* [YOUR INSTRUCTIONS] Isolate every line in the data with the string "März" and copy it.

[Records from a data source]
┏━━
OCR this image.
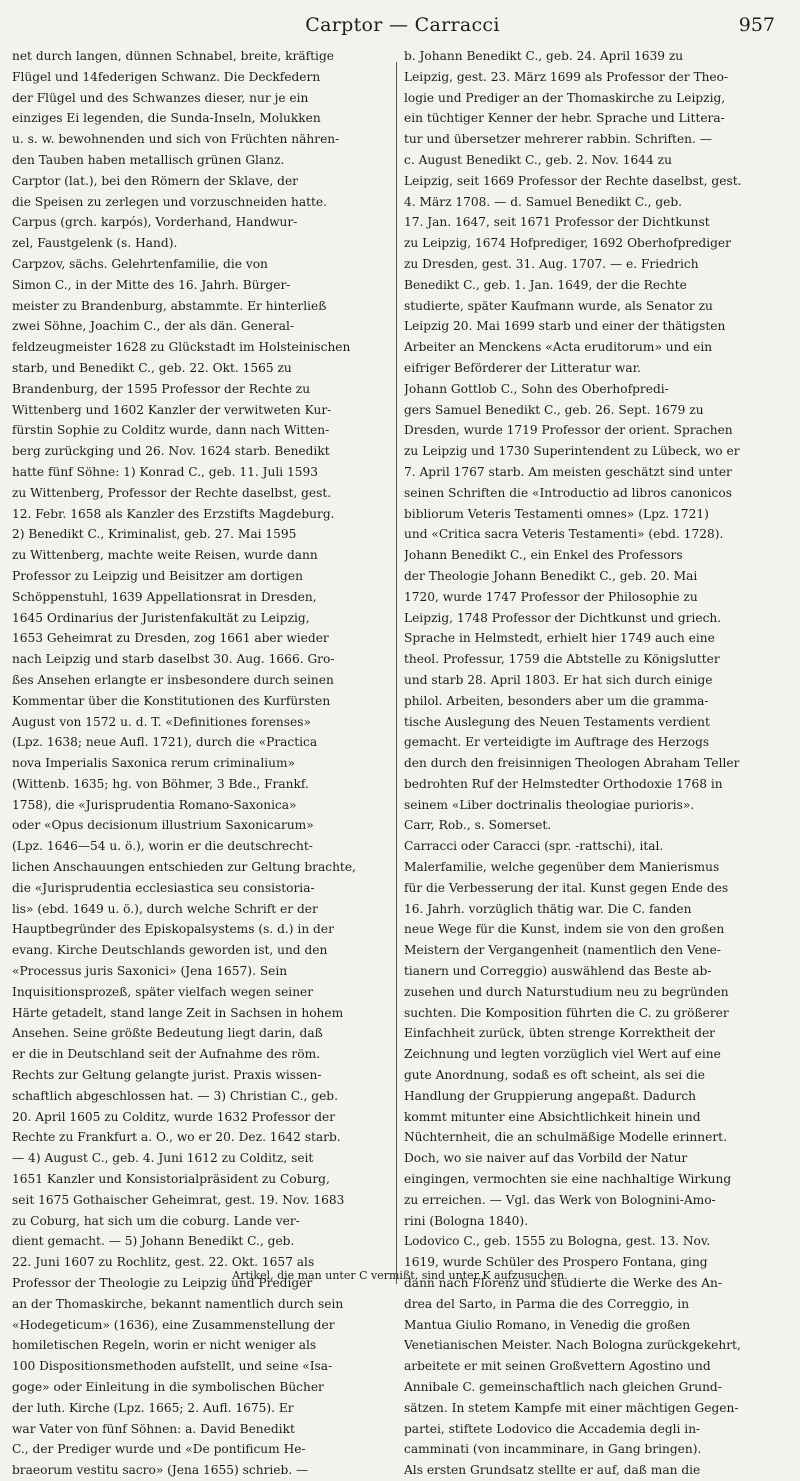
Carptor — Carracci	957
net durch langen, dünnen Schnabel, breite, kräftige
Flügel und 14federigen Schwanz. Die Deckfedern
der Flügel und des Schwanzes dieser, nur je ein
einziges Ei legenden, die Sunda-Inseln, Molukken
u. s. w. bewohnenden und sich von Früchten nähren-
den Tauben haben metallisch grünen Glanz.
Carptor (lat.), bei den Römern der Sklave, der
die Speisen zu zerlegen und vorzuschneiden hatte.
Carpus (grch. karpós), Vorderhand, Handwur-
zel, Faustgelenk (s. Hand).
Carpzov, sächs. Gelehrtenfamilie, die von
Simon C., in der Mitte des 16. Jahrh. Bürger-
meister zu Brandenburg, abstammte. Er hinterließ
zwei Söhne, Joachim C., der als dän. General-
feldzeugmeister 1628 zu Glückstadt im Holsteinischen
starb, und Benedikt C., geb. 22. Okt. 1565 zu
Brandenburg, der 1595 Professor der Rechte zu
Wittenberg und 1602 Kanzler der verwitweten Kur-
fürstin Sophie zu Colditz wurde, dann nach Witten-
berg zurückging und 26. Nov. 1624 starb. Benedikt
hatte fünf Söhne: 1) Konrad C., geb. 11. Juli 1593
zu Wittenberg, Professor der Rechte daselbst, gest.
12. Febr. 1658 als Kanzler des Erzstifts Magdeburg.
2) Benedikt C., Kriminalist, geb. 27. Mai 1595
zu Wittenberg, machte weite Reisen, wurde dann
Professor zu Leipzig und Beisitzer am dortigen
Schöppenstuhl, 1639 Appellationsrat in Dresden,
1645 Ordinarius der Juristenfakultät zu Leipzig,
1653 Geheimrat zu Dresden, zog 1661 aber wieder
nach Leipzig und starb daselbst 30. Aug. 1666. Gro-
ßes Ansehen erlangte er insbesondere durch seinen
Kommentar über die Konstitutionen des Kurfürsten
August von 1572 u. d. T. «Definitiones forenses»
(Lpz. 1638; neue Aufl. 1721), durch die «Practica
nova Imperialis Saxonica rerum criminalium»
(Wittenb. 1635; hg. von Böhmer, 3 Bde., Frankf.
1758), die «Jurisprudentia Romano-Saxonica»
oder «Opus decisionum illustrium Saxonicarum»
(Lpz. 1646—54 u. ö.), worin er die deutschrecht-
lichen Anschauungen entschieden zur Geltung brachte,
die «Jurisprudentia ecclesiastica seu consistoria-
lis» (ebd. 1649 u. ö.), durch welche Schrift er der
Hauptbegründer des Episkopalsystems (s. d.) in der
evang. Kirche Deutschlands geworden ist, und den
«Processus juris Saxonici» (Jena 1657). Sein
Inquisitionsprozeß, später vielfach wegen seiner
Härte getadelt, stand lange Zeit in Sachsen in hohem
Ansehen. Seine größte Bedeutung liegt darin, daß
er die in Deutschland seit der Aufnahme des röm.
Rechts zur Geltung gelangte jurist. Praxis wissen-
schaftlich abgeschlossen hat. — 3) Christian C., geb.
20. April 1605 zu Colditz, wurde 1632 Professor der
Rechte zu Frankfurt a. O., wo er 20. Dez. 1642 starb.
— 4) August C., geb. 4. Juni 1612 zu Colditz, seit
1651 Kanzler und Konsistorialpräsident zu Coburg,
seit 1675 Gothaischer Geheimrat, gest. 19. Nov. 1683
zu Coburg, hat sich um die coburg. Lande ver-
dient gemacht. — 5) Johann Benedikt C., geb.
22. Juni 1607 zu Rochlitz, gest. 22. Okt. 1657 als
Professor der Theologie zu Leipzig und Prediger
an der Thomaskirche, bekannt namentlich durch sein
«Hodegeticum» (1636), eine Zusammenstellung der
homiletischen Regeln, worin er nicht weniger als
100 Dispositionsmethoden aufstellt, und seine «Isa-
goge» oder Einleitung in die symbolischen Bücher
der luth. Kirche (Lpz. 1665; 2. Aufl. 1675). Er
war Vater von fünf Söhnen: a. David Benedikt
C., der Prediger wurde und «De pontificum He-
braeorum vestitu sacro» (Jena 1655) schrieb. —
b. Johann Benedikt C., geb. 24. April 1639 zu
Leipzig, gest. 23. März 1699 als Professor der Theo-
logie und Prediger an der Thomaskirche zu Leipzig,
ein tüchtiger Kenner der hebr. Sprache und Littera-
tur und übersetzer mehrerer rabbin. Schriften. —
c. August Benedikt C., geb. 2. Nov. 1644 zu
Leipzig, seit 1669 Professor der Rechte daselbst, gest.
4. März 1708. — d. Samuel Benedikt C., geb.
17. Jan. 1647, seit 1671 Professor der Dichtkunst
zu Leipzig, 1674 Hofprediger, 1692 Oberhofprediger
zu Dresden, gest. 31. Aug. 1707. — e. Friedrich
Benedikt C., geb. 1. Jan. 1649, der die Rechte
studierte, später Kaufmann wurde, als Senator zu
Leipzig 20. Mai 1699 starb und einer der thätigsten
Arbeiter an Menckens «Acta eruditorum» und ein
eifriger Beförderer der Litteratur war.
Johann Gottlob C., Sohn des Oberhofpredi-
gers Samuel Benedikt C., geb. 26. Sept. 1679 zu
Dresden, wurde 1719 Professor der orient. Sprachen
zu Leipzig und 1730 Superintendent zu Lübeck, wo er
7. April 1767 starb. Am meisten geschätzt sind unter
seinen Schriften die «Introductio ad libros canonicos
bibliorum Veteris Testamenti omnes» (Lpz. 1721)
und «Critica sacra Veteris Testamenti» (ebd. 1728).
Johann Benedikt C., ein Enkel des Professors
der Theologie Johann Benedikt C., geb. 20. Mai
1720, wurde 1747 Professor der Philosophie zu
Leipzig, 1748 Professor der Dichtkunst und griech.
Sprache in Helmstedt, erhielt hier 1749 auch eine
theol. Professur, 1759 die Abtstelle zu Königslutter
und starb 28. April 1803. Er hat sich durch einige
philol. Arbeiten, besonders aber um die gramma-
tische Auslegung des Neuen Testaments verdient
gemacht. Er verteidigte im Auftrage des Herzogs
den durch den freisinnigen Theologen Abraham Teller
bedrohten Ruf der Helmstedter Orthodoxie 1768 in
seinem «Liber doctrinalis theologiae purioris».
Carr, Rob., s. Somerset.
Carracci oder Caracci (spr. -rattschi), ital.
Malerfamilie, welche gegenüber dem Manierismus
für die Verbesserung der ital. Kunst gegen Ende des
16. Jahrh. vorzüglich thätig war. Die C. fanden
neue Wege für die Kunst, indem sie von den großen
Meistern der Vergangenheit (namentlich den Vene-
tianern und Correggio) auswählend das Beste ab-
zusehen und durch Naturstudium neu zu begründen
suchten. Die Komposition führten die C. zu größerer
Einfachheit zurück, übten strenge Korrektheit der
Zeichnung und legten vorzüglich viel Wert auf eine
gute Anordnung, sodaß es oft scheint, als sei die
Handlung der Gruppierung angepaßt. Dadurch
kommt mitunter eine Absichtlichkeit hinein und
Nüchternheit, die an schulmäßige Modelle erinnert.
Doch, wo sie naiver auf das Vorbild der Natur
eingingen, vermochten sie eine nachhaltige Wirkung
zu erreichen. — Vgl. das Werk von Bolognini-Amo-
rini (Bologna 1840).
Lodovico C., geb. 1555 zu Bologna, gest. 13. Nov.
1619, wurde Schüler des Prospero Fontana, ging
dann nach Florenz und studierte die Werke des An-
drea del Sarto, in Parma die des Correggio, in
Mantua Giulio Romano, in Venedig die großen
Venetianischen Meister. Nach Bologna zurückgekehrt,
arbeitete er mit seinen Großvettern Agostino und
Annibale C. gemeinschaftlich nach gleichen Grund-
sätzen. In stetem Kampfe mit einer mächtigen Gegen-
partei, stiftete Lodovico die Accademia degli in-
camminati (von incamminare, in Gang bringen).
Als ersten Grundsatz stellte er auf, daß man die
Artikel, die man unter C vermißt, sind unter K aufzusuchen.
┗━━
* [RESULT]
Leipzig, gest. 23. März 1699 als Professor der Theo-
4. März 1708. — d. Samuel Benedikt C., geb.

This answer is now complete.